TASK PROMPT: Pull out every line with the word "LTE信号增强" from the entries below.

─── EXERCISE MATERIALS

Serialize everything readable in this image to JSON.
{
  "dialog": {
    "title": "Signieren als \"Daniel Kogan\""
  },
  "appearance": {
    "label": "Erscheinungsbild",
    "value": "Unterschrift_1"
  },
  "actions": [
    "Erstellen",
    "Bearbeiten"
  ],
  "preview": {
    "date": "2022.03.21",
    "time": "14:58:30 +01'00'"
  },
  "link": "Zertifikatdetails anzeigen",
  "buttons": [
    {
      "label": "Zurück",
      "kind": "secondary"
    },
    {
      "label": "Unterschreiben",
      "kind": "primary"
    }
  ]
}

──────
─── EXERCISE MATERIALS

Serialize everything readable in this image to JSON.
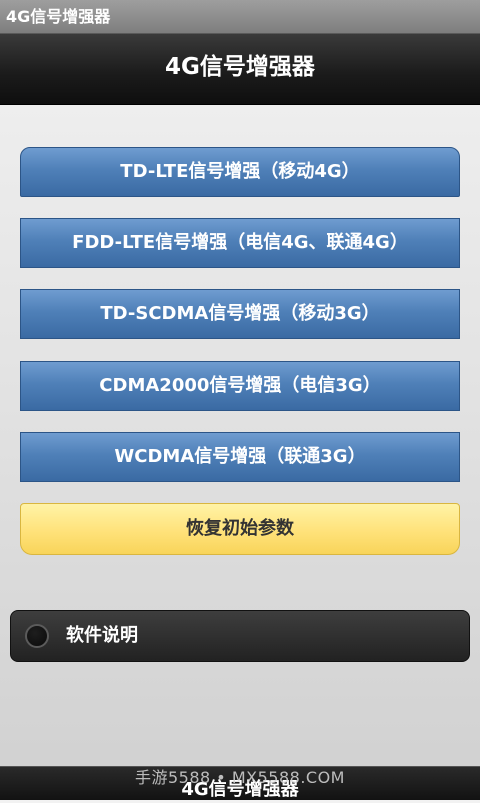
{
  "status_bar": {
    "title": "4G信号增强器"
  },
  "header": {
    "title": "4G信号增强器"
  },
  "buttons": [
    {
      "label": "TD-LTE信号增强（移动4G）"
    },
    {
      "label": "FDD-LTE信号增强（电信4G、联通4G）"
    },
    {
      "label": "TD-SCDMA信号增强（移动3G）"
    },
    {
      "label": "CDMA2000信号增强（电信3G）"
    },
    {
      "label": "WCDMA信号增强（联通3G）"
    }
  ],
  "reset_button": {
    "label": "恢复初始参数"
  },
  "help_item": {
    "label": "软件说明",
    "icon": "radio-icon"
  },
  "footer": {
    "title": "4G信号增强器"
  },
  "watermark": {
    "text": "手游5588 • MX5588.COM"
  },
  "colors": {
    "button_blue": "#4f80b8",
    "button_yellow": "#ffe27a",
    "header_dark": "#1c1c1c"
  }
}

──────
─── EXERCISE MATERIALS

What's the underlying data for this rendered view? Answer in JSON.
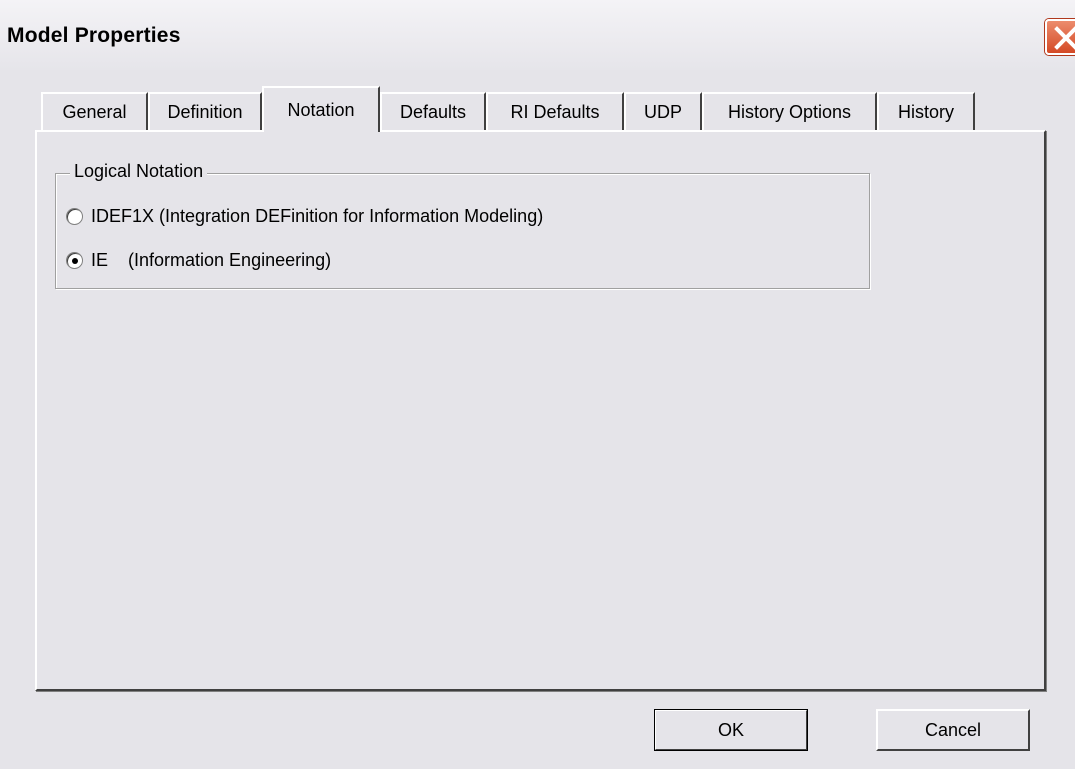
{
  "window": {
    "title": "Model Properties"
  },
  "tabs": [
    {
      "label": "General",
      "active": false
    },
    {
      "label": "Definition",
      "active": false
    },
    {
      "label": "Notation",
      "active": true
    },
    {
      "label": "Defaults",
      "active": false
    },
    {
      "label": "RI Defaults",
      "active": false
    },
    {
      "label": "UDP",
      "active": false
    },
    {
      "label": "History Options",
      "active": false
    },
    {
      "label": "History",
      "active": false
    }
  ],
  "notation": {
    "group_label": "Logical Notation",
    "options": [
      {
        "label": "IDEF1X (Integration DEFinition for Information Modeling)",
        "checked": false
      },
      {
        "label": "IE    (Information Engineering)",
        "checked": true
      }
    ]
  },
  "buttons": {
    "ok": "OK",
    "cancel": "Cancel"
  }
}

──────

OUTPUT OF THE TASK:
      "label": "TD-LTE信号增强（移动4G）"
      "label": "FDD-LTE信号增强（电信4G、联通4G）"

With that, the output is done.